:: To be done ::
Extract all lines that hold the string "comparison".

:: Information provided ::
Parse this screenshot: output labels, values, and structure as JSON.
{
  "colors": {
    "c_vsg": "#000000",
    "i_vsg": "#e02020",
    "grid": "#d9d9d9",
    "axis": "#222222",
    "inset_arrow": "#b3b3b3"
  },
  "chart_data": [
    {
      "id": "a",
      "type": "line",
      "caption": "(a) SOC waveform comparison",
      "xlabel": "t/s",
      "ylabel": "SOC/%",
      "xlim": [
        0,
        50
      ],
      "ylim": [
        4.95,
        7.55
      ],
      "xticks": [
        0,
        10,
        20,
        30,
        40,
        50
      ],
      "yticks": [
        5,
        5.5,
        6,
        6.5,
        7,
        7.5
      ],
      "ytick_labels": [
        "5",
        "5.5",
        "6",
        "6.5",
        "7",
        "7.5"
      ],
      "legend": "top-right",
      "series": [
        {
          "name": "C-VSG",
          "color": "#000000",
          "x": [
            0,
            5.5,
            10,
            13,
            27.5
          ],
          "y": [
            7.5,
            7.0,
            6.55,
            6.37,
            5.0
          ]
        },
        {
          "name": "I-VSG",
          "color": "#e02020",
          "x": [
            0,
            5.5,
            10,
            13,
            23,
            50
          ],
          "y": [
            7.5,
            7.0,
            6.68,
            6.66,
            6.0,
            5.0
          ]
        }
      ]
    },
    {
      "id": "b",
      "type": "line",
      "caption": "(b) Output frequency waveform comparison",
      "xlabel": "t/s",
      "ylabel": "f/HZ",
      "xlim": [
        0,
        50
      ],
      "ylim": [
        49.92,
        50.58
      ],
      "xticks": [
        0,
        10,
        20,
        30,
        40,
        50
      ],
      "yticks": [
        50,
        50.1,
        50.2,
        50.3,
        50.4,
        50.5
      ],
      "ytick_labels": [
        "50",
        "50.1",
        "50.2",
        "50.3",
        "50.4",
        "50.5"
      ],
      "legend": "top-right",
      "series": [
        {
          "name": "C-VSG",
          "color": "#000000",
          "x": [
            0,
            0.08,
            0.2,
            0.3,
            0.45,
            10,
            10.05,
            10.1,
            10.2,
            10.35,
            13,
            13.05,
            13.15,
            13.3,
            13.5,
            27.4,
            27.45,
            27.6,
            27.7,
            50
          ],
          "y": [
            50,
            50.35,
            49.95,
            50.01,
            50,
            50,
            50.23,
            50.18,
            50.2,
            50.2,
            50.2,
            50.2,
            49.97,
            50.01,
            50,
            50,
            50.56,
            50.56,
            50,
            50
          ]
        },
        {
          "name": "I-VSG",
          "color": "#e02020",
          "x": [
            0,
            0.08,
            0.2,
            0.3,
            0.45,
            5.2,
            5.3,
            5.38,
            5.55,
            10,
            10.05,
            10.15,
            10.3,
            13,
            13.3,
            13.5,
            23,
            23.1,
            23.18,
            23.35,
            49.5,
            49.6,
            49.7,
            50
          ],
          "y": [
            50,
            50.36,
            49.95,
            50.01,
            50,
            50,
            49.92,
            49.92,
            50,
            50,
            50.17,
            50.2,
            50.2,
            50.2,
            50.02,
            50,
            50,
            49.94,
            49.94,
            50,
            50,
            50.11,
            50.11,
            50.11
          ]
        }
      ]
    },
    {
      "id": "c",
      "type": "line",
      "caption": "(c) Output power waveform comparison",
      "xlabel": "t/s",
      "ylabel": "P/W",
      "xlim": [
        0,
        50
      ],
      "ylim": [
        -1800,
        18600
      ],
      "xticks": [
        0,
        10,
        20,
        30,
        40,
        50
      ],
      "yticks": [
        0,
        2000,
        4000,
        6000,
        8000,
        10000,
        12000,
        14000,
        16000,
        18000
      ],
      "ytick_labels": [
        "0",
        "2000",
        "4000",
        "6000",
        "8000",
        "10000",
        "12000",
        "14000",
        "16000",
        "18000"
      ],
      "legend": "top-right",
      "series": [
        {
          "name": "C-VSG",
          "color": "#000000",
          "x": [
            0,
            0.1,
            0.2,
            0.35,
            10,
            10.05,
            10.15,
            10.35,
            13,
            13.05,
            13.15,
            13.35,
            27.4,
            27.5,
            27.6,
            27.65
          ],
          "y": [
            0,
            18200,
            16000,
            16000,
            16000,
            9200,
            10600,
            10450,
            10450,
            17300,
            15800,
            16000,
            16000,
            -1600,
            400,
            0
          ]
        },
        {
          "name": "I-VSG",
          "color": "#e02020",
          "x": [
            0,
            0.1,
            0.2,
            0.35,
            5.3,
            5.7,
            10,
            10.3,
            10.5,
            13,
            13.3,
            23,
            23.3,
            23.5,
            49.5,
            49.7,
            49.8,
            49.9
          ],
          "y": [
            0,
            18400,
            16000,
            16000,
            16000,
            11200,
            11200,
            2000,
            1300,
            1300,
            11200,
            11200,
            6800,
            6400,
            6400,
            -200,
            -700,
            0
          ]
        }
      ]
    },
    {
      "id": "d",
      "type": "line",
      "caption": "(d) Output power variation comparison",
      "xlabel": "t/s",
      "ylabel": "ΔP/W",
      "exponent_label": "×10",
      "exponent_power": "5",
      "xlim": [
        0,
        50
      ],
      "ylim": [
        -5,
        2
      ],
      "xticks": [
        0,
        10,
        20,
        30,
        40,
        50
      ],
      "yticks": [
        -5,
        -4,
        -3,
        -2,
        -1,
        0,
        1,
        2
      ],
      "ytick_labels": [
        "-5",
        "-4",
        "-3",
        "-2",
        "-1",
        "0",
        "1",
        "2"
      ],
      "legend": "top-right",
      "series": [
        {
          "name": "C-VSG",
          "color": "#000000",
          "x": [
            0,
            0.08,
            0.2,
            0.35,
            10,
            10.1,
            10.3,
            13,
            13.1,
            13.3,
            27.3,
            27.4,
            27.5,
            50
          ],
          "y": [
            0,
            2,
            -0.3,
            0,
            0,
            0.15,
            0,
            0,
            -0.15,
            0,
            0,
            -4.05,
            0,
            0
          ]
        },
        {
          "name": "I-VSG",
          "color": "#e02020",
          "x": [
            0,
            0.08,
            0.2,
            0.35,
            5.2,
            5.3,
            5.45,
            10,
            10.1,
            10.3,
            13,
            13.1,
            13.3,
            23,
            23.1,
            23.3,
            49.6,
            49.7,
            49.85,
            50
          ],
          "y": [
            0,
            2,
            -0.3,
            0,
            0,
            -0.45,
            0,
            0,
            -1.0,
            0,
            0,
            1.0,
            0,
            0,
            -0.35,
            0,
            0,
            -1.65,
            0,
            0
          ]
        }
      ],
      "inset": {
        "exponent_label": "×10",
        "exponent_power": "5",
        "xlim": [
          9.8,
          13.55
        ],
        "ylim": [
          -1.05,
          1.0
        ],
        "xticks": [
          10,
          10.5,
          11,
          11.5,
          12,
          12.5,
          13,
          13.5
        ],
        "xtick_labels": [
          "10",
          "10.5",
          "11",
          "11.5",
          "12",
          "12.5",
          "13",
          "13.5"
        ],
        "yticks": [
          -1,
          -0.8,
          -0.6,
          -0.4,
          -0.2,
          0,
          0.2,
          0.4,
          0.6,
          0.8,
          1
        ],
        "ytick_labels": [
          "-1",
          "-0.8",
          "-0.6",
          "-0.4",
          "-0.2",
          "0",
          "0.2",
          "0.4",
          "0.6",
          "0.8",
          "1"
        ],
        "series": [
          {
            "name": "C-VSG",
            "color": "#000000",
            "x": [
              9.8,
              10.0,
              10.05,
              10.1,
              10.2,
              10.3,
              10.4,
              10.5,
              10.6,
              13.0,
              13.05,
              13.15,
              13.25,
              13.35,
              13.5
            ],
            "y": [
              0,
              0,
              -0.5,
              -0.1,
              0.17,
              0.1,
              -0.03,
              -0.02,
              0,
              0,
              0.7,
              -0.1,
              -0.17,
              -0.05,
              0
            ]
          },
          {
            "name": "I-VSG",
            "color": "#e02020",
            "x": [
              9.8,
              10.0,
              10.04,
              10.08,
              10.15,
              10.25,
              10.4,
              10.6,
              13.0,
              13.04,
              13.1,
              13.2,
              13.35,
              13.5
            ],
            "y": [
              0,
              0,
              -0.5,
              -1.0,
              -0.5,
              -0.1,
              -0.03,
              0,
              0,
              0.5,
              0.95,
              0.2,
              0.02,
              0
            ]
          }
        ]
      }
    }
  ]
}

:: Completed task ::
      "caption": "(a) SOC waveform comparison",
      "caption": "(b) Output frequency waveform comparison",
      "caption": "(c) Output power waveform comparison",
      "caption": "(d) Output power variation comparison",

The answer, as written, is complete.